** start Data supplied **

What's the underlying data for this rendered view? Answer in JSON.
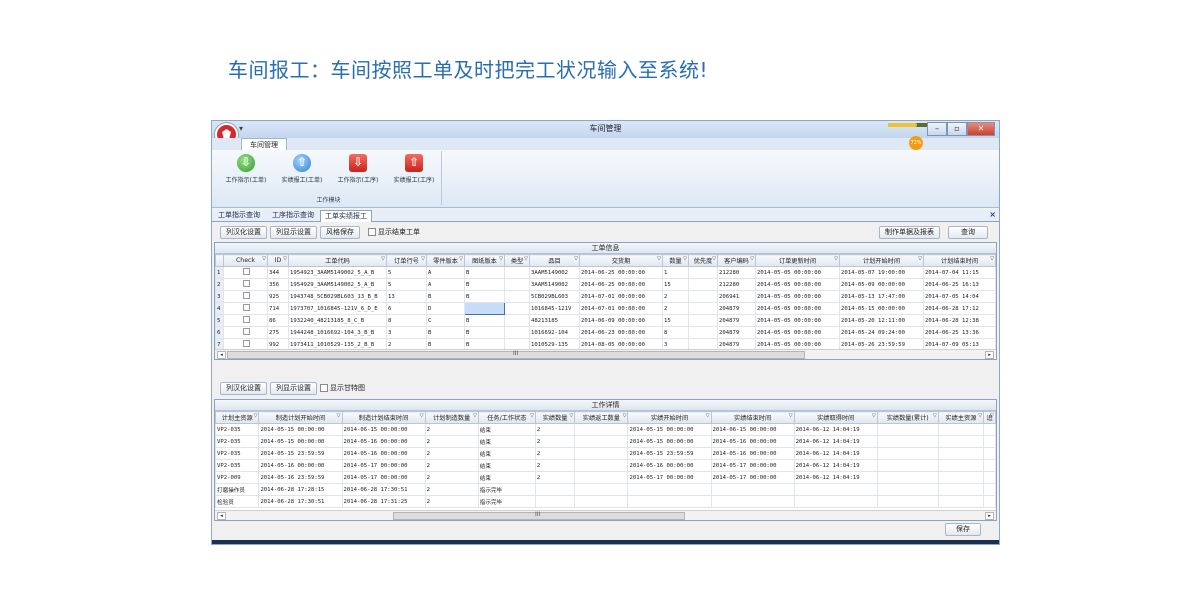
{
  "caption": "车间报工：车间按照工单及时把完工状况输入至系统!",
  "window": {
    "title": "车间管理",
    "quick_access": "▾",
    "battery_percent": 72,
    "battery_label": "72%",
    "min_glyph": "–",
    "max_glyph": "▫",
    "close_glyph": "✕"
  },
  "ribbon": {
    "tab": "车间管理",
    "group_label": "工作模块",
    "buttons": [
      {
        "label": "工作指示(工单)",
        "icon": "green-down-arrow-icon"
      },
      {
        "label": "实绩报工(工单)",
        "icon": "blue-up-arrow-icon"
      },
      {
        "label": "工作指示(工序)",
        "icon": "red-down-arrow-icon"
      },
      {
        "label": "实绩报工(工序)",
        "icon": "red-up-arrow-icon"
      }
    ]
  },
  "doc_tabs": [
    "工单指示查询",
    "工序指示查询",
    "工单实绩报工"
  ],
  "doc_close": "×",
  "top_toolbar": {
    "localize": "列汉化设置",
    "display": "列显示设置",
    "save_style": "风格保存",
    "show_finished": "显示结束工单",
    "make_report": "制作单据及报表",
    "query": "查询"
  },
  "work_info": {
    "caption": "工单信息",
    "columns": [
      "",
      "Check",
      "ID",
      "工单代码",
      "订单行号",
      "零件版本",
      "图纸版本",
      "类型",
      "品目",
      "交货期",
      "数量",
      "优先度",
      "客户编码",
      "订单更新时间",
      "计划开始时间",
      "计划结束时间"
    ],
    "rows": [
      [
        "1",
        "",
        "344",
        "1954923_3AAM5149002_5_A_B",
        "5",
        "A",
        "B",
        "",
        "3AAM5149002",
        "2014-06-25 00:00:00",
        "1",
        "",
        "212280",
        "2014-05-05 00:00:00",
        "2014-05-07 19:00:00",
        "2014-07-04 11:15"
      ],
      [
        "2",
        "",
        "356",
        "1954929_3AAM5149002_5_A_B",
        "5",
        "A",
        "B",
        "",
        "3AAM5149002",
        "2014-06-25 00:00:00",
        "15",
        "",
        "212280",
        "2014-05-05 00:00:00",
        "2014-05-09 00:00:00",
        "2014-06-25 16:13"
      ],
      [
        "3",
        "",
        "925",
        "1943748_5CB029BL603_13_B_B",
        "13",
        "B",
        "B",
        "",
        "5CB029BL603",
        "2014-07-01 00:00:00",
        "2",
        "",
        "206941",
        "2014-05-05 00:00:00",
        "2014-05-13 17:47:00",
        "2014-07-05 14:04"
      ],
      [
        "4",
        "",
        "714",
        "1973707_1016845-121V_6_D_E",
        "6",
        "D",
        "",
        "",
        "1016845-121V",
        "2014-07-01 00:00:00",
        "2",
        "",
        "204879",
        "2014-05-05 00:00:00",
        "2014-05-15 00:00:00",
        "2014-06-28 17:12"
      ],
      [
        "5",
        "",
        "86",
        "1932240_48213185_8_C_B",
        "8",
        "C",
        "B",
        "",
        "48213185",
        "2014-06-09 00:00:00",
        "15",
        "",
        "204879",
        "2014-05-05 00:00:00",
        "2014-05-20 12:11:00",
        "2014-06-28 12:38"
      ],
      [
        "6",
        "",
        "275",
        "1944248_1016692-104_3_B_B",
        "3",
        "B",
        "B",
        "",
        "1016692-104",
        "2014-06-23 00:00:00",
        "8",
        "",
        "204879",
        "2014-05-05 00:00:00",
        "2014-05-24 09:24:00",
        "2014-06-25 13:36"
      ],
      [
        "7",
        "",
        "992",
        "1973411_1010529-135_2_B_B",
        "2",
        "B",
        "B",
        "",
        "1010529-135",
        "2014-08-05 00:00:00",
        "3",
        "",
        "204879",
        "2014-05-05 00:00:00",
        "2014-05-26 23:59:59",
        "2014-07-09 05:13"
      ]
    ],
    "scroll_mid": "III"
  },
  "bottom_toolbar": {
    "localize": "列汉化设置",
    "display": "列显示设置",
    "show_gantt": "显示甘特图"
  },
  "work_detail": {
    "caption": "工作详情",
    "columns": [
      "计划主资源",
      "制造计划开始时间",
      "制造计划结束时间",
      "计划制造数量",
      "任务/工作状态",
      "实绩数量",
      "实绩返工数量",
      "实绩开始时间",
      "实绩结束时间",
      "实绩取得时间",
      "实绩数量(累计)",
      "实绩主资源",
      "追"
    ],
    "rows": [
      [
        "VP2-035",
        "2014-05-15 00:00:00",
        "2014-06-15 00:00:00",
        "2",
        "结束",
        "2",
        "",
        "2014-05-15 00:00:00",
        "2014-06-15 00:00:00",
        "2014-06-12 14:04:19",
        "",
        "",
        ""
      ],
      [
        "VP2-035",
        "2014-05-15 00:00:00",
        "2014-05-16 00:00:00",
        "2",
        "结束",
        "2",
        "",
        "2014-05-15 00:00:00",
        "2014-05-16 00:00:00",
        "2014-06-12 14:04:19",
        "",
        "",
        ""
      ],
      [
        "VP2-035",
        "2014-05-15 23:59:59",
        "2014-05-16 00:00:00",
        "2",
        "结束",
        "2",
        "",
        "2014-05-15 23:59:59",
        "2014-05-16 00:00:00",
        "2014-06-12 14:04:19",
        "",
        "",
        ""
      ],
      [
        "VP2-035",
        "2014-05-16 00:00:00",
        "2014-05-17 00:00:00",
        "2",
        "结束",
        "2",
        "",
        "2014-05-16 00:00:00",
        "2014-05-17 00:00:00",
        "2014-06-12 14:04:19",
        "",
        "",
        ""
      ],
      [
        "VP2-009",
        "2014-05-16 23:59:59",
        "2014-05-17 00:00:00",
        "2",
        "结束",
        "2",
        "",
        "2014-05-17 00:00:00",
        "2014-05-17 00:00:00",
        "2014-06-12 14:04:19",
        "",
        "",
        ""
      ],
      [
        "打磨操作员",
        "2014-06-28 17:28:15",
        "2014-06-28 17:30:51",
        "2",
        "指示完毕",
        "",
        "",
        "",
        "",
        "",
        "",
        "",
        ""
      ],
      [
        "检验员",
        "2014-06-28 17:30:51",
        "2014-06-28 17:31:25",
        "2",
        "指示完毕",
        "",
        "",
        "",
        "",
        "",
        "",
        "",
        ""
      ]
    ],
    "scroll_mid": "III"
  },
  "save_button": "保存"
}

** end Data supplied **

• **Short task**: Retype all entries exactly as they appear, dropping the images.

• **Output of the exercise**:
What's the underlying data for this rendered view? Answer in JSON.
{
  "caption": "车间报工：车间按照工单及时把完工状况输入至系统!",
  "window": {
    "title": "车间管理",
    "quick_access": "▾",
    "battery_percent": 72,
    "battery_label": "72%",
    "min_glyph": "–",
    "max_glyph": "▫",
    "close_glyph": "✕"
  },
  "ribbon": {
    "tab": "车间管理",
    "group_label": "工作模块",
    "buttons": [
      {
        "label": "工作指示(工单)",
        "icon": "green-down-arrow-icon"
      },
      {
        "label": "实绩报工(工单)",
        "icon": "blue-up-arrow-icon"
      },
      {
        "label": "工作指示(工序)",
        "icon": "red-down-arrow-icon"
      },
      {
        "label": "实绩报工(工序)",
        "icon": "red-up-arrow-icon"
      }
    ]
  },
  "doc_tabs": [
    "工单指示查询",
    "工序指示查询",
    "工单实绩报工"
  ],
  "doc_close": "×",
  "top_toolbar": {
    "localize": "列汉化设置",
    "display": "列显示设置",
    "save_style": "风格保存",
    "show_finished": "显示结束工单",
    "make_report": "制作单据及报表",
    "query": "查询"
  },
  "work_info": {
    "caption": "工单信息",
    "columns": [
      "",
      "Check",
      "ID",
      "工单代码",
      "订单行号",
      "零件版本",
      "图纸版本",
      "类型",
      "品目",
      "交货期",
      "数量",
      "优先度",
      "客户编码",
      "订单更新时间",
      "计划开始时间",
      "计划结束时间"
    ],
    "rows": [
      [
        "1",
        "",
        "344",
        "1954923_3AAM5149002_5_A_B",
        "5",
        "A",
        "B",
        "",
        "3AAM5149002",
        "2014-06-25 00:00:00",
        "1",
        "",
        "212280",
        "2014-05-05 00:00:00",
        "2014-05-07 19:00:00",
        "2014-07-04 11:15"
      ],
      [
        "2",
        "",
        "356",
        "1954929_3AAM5149002_5_A_B",
        "5",
        "A",
        "B",
        "",
        "3AAM5149002",
        "2014-06-25 00:00:00",
        "15",
        "",
        "212280",
        "2014-05-05 00:00:00",
        "2014-05-09 00:00:00",
        "2014-06-25 16:13"
      ],
      [
        "3",
        "",
        "925",
        "1943748_5CB029BL603_13_B_B",
        "13",
        "B",
        "B",
        "",
        "5CB029BL603",
        "2014-07-01 00:00:00",
        "2",
        "",
        "206941",
        "2014-05-05 00:00:00",
        "2014-05-13 17:47:00",
        "2014-07-05 14:04"
      ],
      [
        "4",
        "",
        "714",
        "1973707_1016845-121V_6_D_E",
        "6",
        "D",
        "",
        "",
        "1016845-121V",
        "2014-07-01 00:00:00",
        "2",
        "",
        "204879",
        "2014-05-05 00:00:00",
        "2014-05-15 00:00:00",
        "2014-06-28 17:12"
      ],
      [
        "5",
        "",
        "86",
        "1932240_48213185_8_C_B",
        "8",
        "C",
        "B",
        "",
        "48213185",
        "2014-06-09 00:00:00",
        "15",
        "",
        "204879",
        "2014-05-05 00:00:00",
        "2014-05-20 12:11:00",
        "2014-06-28 12:38"
      ],
      [
        "6",
        "",
        "275",
        "1944248_1016692-104_3_B_B",
        "3",
        "B",
        "B",
        "",
        "1016692-104",
        "2014-06-23 00:00:00",
        "8",
        "",
        "204879",
        "2014-05-05 00:00:00",
        "2014-05-24 09:24:00",
        "2014-06-25 13:36"
      ],
      [
        "7",
        "",
        "992",
        "1973411_1010529-135_2_B_B",
        "2",
        "B",
        "B",
        "",
        "1010529-135",
        "2014-08-05 00:00:00",
        "3",
        "",
        "204879",
        "2014-05-05 00:00:00",
        "2014-05-26 23:59:59",
        "2014-07-09 05:13"
      ]
    ],
    "scroll_mid": "III"
  },
  "bottom_toolbar": {
    "localize": "列汉化设置",
    "display": "列显示设置",
    "show_gantt": "显示甘特图"
  },
  "work_detail": {
    "caption": "工作详情",
    "columns": [
      "计划主资源",
      "制造计划开始时间",
      "制造计划结束时间",
      "计划制造数量",
      "任务/工作状态",
      "实绩数量",
      "实绩返工数量",
      "实绩开始时间",
      "实绩结束时间",
      "实绩取得时间",
      "实绩数量(累计)",
      "实绩主资源",
      "追"
    ],
    "rows": [
      [
        "VP2-035",
        "2014-05-15 00:00:00",
        "2014-06-15 00:00:00",
        "2",
        "结束",
        "2",
        "",
        "2014-05-15 00:00:00",
        "2014-06-15 00:00:00",
        "2014-06-12 14:04:19",
        "",
        "",
        ""
      ],
      [
        "VP2-035",
        "2014-05-15 00:00:00",
        "2014-05-16 00:00:00",
        "2",
        "结束",
        "2",
        "",
        "2014-05-15 00:00:00",
        "2014-05-16 00:00:00",
        "2014-06-12 14:04:19",
        "",
        "",
        ""
      ],
      [
        "VP2-035",
        "2014-05-15 23:59:59",
        "2014-05-16 00:00:00",
        "2",
        "结束",
        "2",
        "",
        "2014-05-15 23:59:59",
        "2014-05-16 00:00:00",
        "2014-06-12 14:04:19",
        "",
        "",
        ""
      ],
      [
        "VP2-035",
        "2014-05-16 00:00:00",
        "2014-05-17 00:00:00",
        "2",
        "结束",
        "2",
        "",
        "2014-05-16 00:00:00",
        "2014-05-17 00:00:00",
        "2014-06-12 14:04:19",
        "",
        "",
        ""
      ],
      [
        "VP2-009",
        "2014-05-16 23:59:59",
        "2014-05-17 00:00:00",
        "2",
        "结束",
        "2",
        "",
        "2014-05-17 00:00:00",
        "2014-05-17 00:00:00",
        "2014-06-12 14:04:19",
        "",
        "",
        ""
      ],
      [
        "打磨操作员",
        "2014-06-28 17:28:15",
        "2014-06-28 17:30:51",
        "2",
        "指示完毕",
        "",
        "",
        "",
        "",
        "",
        "",
        "",
        ""
      ],
      [
        "检验员",
        "2014-06-28 17:30:51",
        "2014-06-28 17:31:25",
        "2",
        "指示完毕",
        "",
        "",
        "",
        "",
        "",
        "",
        "",
        ""
      ]
    ],
    "scroll_mid": "III"
  },
  "save_button": "保存"
}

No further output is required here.